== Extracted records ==
* START *

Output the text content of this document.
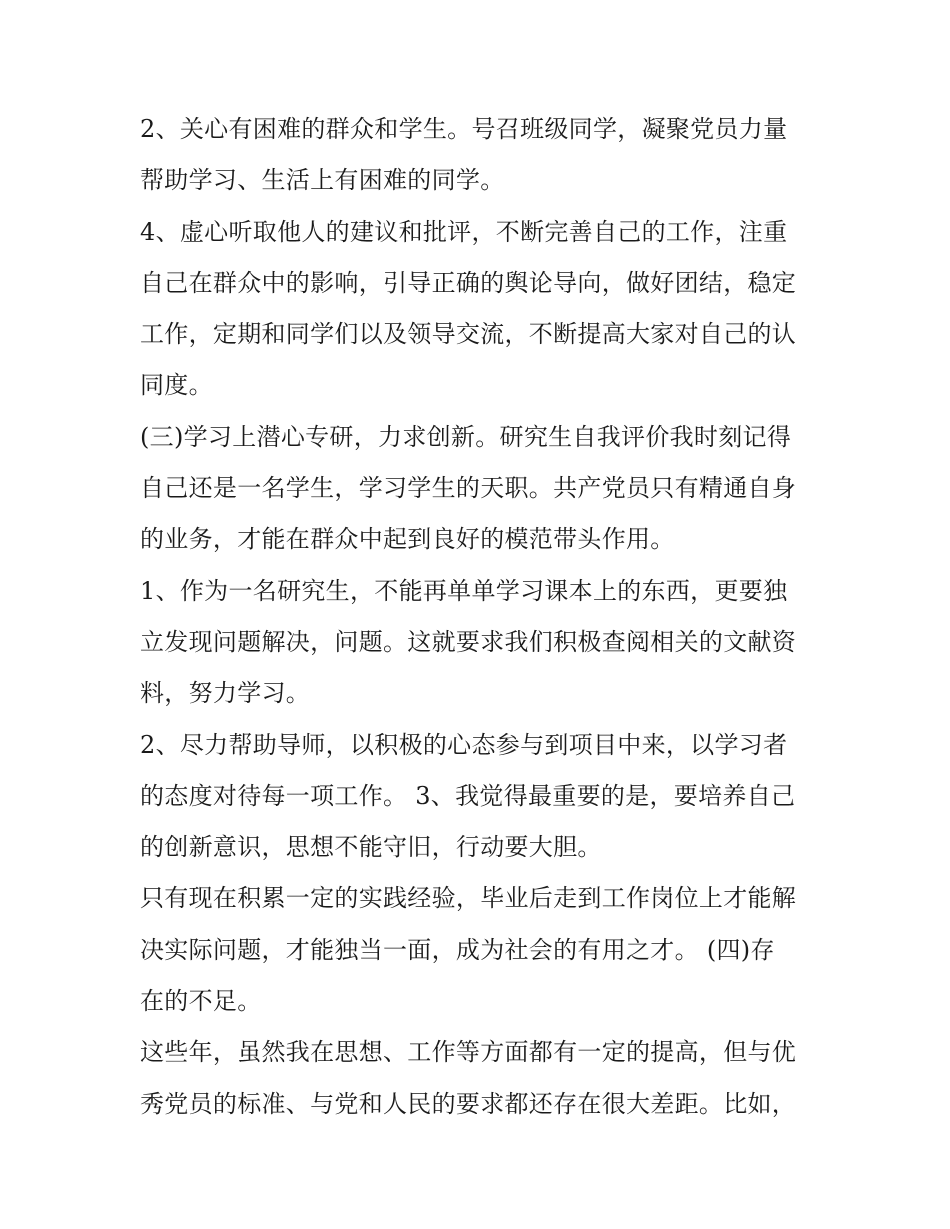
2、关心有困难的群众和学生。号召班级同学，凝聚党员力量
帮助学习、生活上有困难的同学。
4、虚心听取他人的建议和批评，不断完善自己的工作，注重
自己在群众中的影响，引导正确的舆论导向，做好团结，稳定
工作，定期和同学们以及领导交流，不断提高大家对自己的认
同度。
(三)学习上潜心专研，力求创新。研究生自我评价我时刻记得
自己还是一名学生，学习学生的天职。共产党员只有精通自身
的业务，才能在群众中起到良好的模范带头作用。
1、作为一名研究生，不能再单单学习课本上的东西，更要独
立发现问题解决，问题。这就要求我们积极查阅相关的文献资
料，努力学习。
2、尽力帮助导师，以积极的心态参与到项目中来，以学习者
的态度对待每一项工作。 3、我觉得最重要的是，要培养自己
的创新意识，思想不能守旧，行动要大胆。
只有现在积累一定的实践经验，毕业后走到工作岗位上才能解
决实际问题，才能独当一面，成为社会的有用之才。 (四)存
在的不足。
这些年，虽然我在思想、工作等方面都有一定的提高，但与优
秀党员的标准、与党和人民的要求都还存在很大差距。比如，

* END *

== WHAT YOU SHOULD DO ==
Write the listing out a second time exactly, dropping all images.

== EXPECTED OUTPUT ==
Output the text content of this document.
2、关心有困难的群众和学生。号召班级同学，凝聚党员力量
帮助学习、生活上有困难的同学。
4、虚心听取他人的建议和批评，不断完善自己的工作，注重
自己在群众中的影响，引导正确的舆论导向，做好团结，稳定
工作，定期和同学们以及领导交流，不断提高大家对自己的认
同度。
(三)学习上潜心专研，力求创新。研究生自我评价我时刻记得
自己还是一名学生，学习学生的天职。共产党员只有精通自身
的业务，才能在群众中起到良好的模范带头作用。
1、作为一名研究生，不能再单单学习课本上的东西，更要独
立发现问题解决，问题。这就要求我们积极查阅相关的文献资
料，努力学习。
2、尽力帮助导师，以积极的心态参与到项目中来，以学习者
的态度对待每一项工作。 3、我觉得最重要的是，要培养自己
的创新意识，思想不能守旧，行动要大胆。
只有现在积累一定的实践经验，毕业后走到工作岗位上才能解
决实际问题，才能独当一面，成为社会的有用之才。 (四)存
在的不足。
这些年，虽然我在思想、工作等方面都有一定的提高，但与优
秀党员的标准、与党和人民的要求都还存在很大差距。比如，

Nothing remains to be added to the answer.